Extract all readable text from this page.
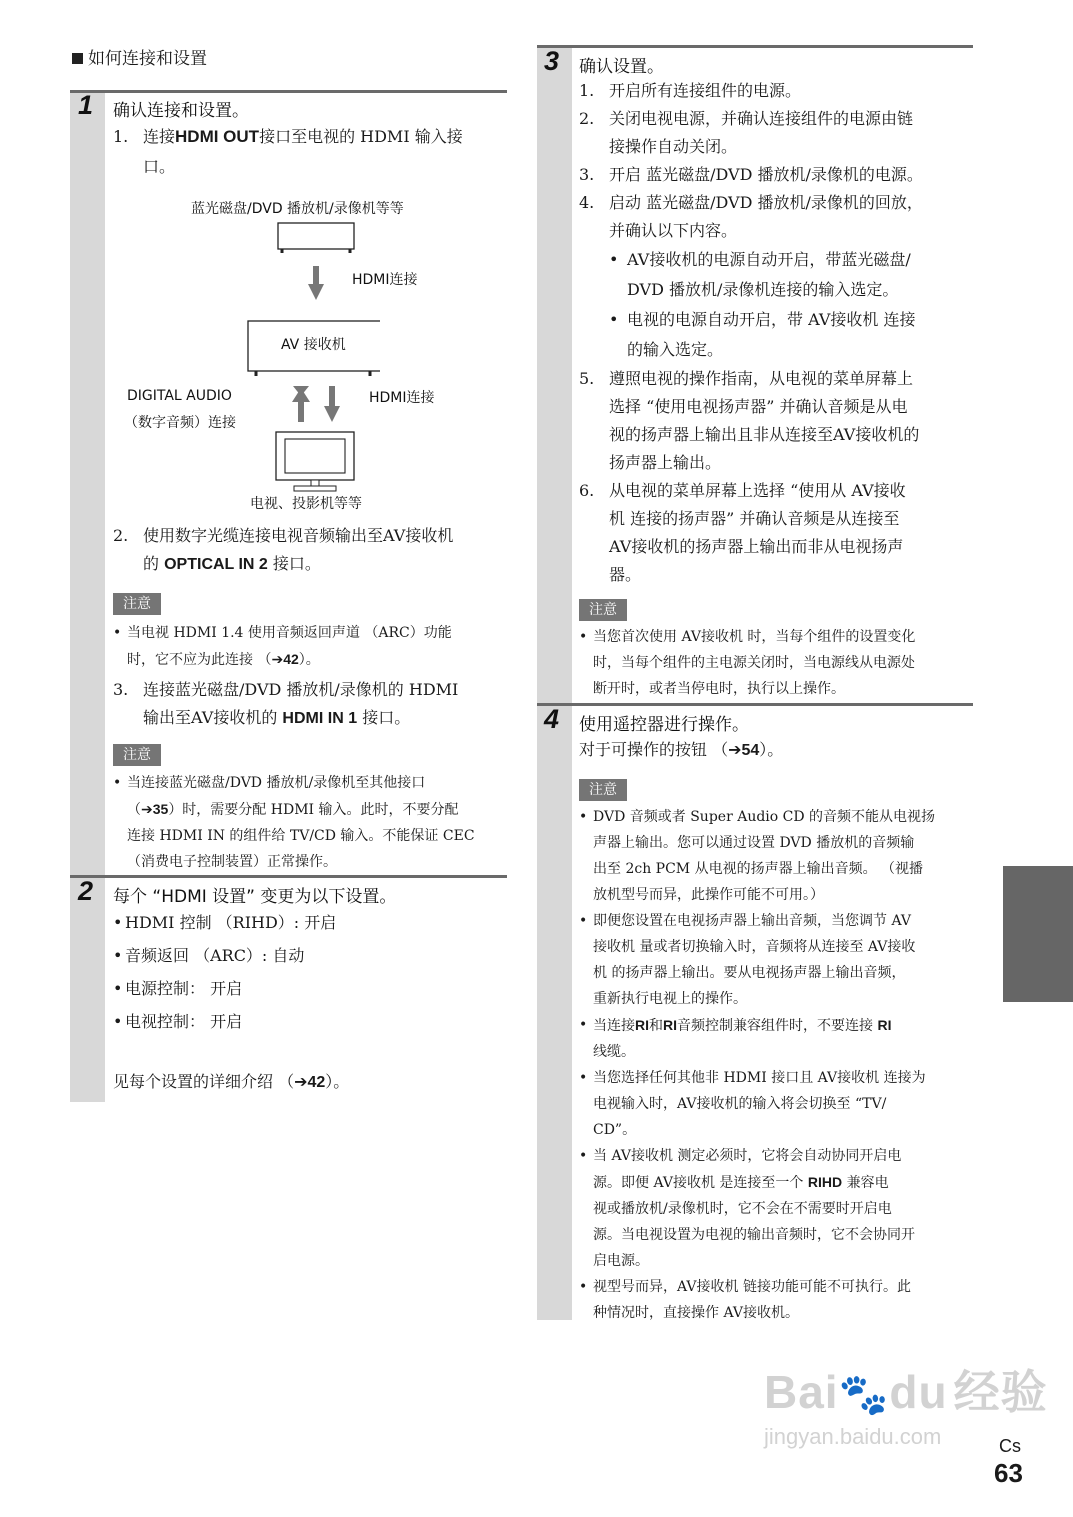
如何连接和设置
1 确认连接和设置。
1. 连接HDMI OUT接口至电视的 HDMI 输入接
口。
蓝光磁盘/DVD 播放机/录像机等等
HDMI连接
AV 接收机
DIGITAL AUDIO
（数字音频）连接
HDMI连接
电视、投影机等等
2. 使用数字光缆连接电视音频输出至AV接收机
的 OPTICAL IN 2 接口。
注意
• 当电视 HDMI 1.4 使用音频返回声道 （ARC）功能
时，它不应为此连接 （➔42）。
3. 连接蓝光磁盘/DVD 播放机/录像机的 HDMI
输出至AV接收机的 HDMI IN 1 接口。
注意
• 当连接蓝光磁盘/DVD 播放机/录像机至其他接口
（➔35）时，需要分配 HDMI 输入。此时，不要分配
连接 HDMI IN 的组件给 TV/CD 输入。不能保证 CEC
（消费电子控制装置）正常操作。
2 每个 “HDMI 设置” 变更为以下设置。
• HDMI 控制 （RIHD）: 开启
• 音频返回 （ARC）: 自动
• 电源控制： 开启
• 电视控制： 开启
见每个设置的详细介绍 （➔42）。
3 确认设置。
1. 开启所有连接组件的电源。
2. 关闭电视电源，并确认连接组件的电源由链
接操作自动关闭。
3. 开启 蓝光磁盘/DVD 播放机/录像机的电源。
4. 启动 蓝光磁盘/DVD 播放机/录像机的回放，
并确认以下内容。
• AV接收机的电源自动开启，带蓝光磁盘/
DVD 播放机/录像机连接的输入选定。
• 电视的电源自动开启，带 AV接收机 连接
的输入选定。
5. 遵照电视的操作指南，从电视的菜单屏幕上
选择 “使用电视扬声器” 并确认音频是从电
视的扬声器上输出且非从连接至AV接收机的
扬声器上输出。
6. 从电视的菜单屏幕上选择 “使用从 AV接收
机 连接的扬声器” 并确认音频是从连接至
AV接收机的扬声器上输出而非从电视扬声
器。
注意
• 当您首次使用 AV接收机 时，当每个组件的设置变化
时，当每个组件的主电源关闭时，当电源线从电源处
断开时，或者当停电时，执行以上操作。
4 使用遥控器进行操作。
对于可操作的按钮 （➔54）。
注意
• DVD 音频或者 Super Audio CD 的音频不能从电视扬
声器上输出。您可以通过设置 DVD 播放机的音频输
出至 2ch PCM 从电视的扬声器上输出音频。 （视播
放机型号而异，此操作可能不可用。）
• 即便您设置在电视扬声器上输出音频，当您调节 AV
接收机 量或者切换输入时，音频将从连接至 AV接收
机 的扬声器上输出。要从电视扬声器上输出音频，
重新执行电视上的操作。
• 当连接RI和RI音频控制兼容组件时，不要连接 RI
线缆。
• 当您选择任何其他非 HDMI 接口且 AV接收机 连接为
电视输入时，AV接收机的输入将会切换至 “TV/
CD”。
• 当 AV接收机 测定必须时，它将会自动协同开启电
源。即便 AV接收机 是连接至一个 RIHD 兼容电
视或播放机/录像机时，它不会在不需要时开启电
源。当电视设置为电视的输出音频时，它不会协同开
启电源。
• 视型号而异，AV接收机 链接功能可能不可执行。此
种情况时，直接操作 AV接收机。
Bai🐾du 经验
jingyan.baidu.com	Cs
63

* * *

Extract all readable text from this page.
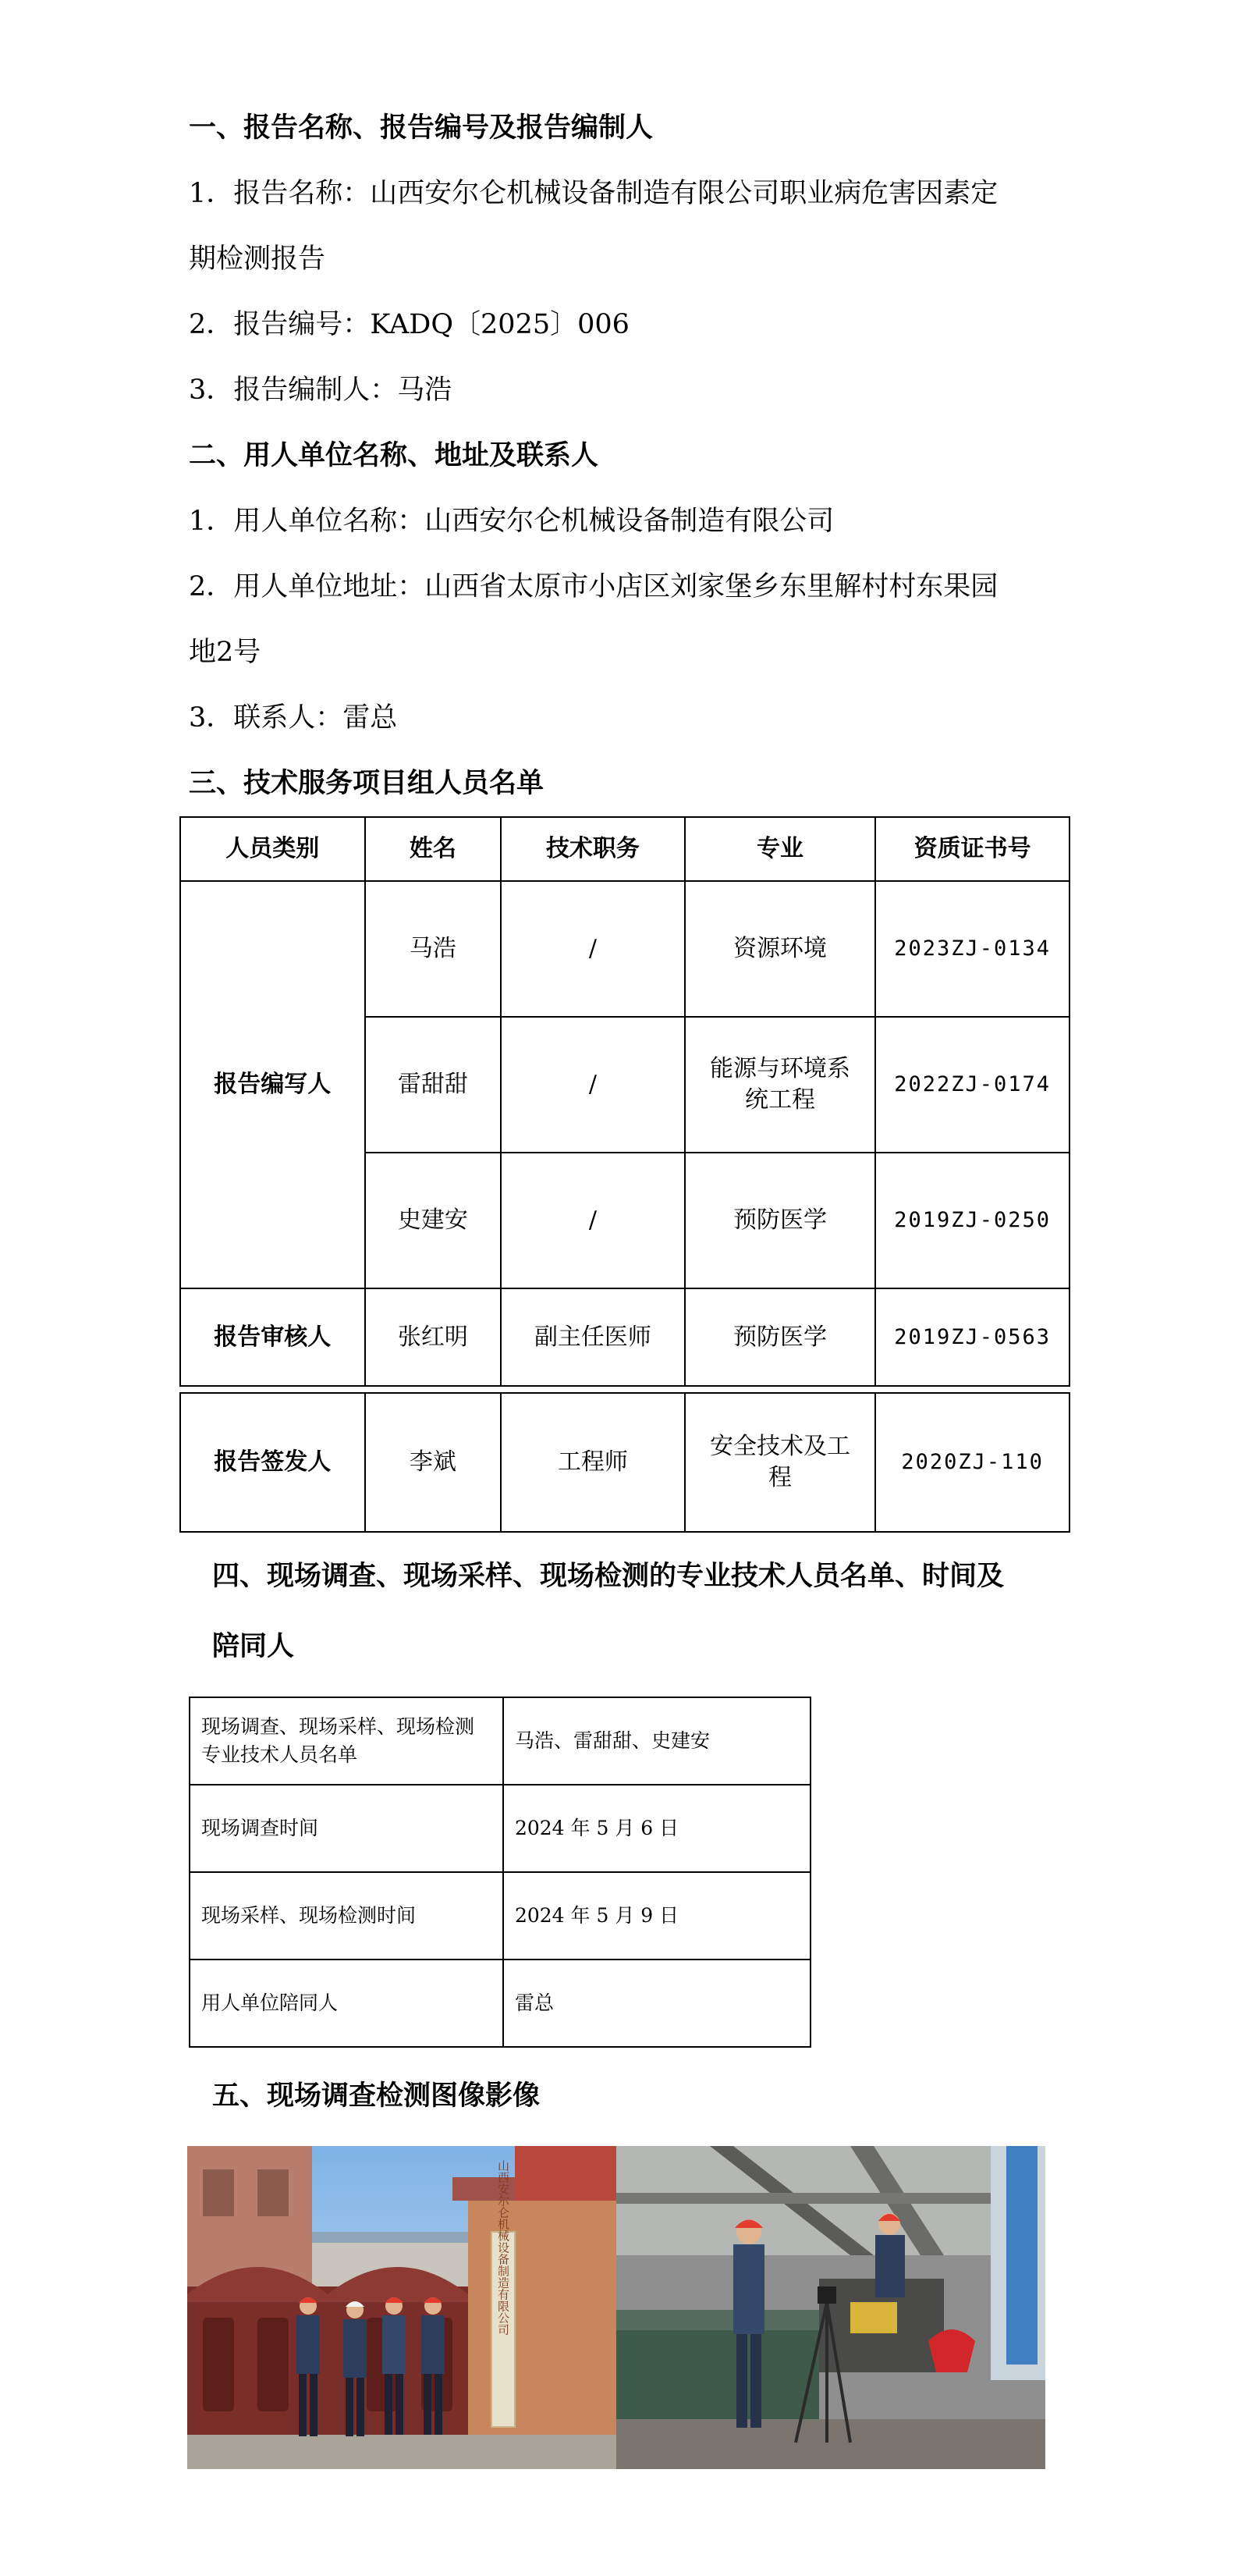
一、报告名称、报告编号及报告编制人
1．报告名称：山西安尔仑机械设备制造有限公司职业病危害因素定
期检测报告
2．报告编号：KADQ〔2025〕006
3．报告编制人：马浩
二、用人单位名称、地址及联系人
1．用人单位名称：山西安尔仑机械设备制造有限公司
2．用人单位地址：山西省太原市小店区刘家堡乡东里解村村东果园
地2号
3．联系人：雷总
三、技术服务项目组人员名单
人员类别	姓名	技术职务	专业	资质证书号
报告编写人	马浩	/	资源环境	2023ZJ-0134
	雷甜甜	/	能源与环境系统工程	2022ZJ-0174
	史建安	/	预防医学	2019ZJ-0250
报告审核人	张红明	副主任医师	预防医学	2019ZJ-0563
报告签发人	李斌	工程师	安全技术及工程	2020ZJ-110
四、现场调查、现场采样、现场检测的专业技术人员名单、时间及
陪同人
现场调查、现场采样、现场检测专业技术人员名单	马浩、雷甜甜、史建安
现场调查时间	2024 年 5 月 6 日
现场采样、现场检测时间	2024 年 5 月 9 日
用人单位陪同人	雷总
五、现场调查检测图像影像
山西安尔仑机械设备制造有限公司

**Exercise details**
Find the lines holding "RIHD" and list every one.

**Answer to this problem**
• HDMI 控制 （RIHD）: 开启
源。即便 AV接收机 是连接至一个 RIHD 兼容电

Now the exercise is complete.